* **Problem to work on**
Each line containing the word "label" needs to be copied.

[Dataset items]
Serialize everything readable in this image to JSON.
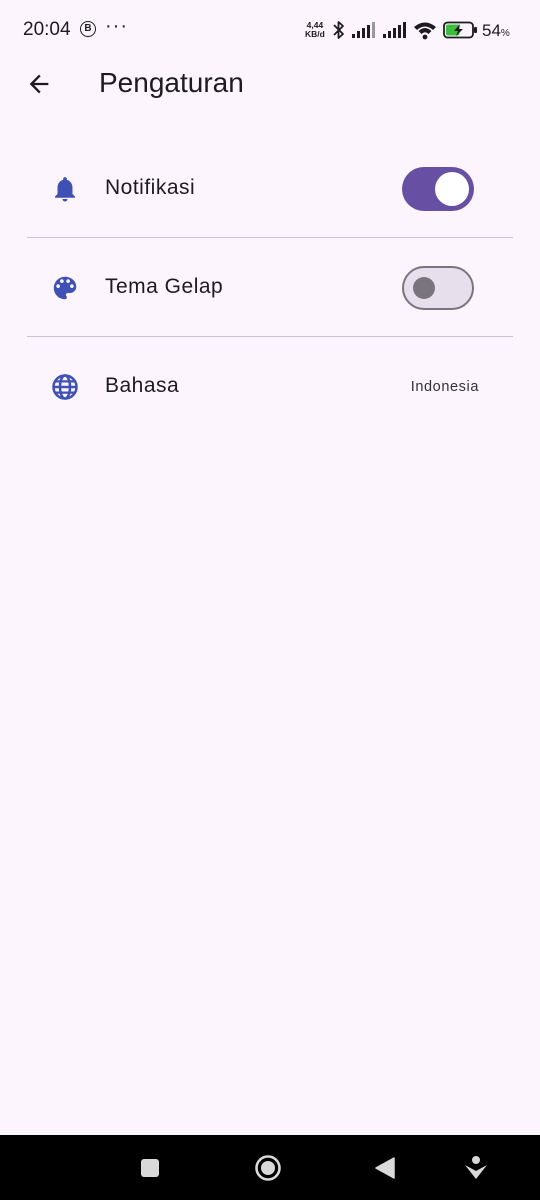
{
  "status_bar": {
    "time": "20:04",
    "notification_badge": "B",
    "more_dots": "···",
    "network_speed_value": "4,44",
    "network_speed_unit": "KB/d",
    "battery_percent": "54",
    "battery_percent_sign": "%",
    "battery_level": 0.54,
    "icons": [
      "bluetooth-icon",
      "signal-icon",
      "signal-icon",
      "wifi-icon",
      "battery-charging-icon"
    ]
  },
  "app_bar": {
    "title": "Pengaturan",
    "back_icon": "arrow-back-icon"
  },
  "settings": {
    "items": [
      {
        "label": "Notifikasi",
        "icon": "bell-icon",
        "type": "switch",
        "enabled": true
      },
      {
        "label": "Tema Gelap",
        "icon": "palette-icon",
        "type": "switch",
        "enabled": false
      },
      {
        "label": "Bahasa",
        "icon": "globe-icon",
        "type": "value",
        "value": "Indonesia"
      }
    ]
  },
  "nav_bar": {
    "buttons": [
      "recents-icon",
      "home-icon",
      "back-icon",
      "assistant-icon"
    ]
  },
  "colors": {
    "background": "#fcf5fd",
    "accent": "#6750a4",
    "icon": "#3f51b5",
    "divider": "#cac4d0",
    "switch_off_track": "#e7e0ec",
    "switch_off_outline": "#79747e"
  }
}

* **Full answer**
        "label": "Notifikasi",
        "label": "Tema Gelap",
        "label": "Bahasa",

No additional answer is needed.